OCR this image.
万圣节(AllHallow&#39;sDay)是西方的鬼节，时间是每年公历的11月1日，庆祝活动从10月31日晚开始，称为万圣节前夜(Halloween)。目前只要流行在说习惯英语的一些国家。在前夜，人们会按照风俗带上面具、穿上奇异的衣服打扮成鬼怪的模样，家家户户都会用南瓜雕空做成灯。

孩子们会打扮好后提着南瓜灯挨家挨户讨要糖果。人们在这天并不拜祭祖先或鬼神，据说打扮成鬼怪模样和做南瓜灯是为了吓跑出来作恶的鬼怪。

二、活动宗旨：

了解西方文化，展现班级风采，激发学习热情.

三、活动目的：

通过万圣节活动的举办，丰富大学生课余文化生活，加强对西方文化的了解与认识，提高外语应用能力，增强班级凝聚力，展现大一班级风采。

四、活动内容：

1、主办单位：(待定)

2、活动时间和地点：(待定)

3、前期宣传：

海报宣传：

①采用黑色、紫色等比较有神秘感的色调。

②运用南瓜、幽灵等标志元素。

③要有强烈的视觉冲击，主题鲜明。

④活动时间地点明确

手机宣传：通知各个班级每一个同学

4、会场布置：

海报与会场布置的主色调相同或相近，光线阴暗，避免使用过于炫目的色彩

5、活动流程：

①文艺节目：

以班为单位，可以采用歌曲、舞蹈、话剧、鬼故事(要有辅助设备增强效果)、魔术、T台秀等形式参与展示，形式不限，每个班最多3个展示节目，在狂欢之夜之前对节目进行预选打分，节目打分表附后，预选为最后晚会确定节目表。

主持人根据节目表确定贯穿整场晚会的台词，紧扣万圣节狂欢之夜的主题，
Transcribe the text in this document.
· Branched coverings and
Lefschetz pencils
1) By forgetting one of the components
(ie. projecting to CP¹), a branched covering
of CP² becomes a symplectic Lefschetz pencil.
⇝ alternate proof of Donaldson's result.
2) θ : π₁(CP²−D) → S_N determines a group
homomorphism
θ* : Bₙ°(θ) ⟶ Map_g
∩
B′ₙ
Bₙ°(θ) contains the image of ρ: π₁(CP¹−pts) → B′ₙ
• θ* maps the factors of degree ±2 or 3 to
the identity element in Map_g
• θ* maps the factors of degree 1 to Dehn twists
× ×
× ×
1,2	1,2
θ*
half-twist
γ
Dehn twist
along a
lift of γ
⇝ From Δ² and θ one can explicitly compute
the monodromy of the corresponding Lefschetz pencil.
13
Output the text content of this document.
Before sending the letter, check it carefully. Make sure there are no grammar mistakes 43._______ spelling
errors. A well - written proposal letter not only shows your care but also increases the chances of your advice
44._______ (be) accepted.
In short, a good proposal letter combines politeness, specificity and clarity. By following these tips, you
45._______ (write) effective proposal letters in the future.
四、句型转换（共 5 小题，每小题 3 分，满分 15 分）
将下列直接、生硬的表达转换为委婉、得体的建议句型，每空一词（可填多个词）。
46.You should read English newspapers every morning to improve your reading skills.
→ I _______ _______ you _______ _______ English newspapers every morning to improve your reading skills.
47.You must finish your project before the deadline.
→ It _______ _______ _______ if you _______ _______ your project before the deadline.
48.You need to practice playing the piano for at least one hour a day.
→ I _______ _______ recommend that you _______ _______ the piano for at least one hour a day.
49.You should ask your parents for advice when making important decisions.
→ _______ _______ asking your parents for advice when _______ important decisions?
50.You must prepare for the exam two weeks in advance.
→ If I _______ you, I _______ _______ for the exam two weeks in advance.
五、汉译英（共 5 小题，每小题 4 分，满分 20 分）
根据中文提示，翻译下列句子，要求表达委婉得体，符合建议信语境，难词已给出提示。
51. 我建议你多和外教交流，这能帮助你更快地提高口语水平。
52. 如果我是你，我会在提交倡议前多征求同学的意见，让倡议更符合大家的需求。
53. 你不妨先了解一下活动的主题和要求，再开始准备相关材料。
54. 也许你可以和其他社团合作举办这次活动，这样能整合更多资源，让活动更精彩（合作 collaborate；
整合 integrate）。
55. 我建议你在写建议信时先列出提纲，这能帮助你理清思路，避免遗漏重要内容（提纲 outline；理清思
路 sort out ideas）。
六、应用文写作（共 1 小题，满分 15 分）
--- --- ---
* REQUEST
From the entries above, return each line with the word "reading" in it.

* EXERCISE RESPONSE
46.You should read English newspapers every morning to improve your reading skills.
→ I _______ _______ you _______ _______ English newspapers every morning to improve your reading skills.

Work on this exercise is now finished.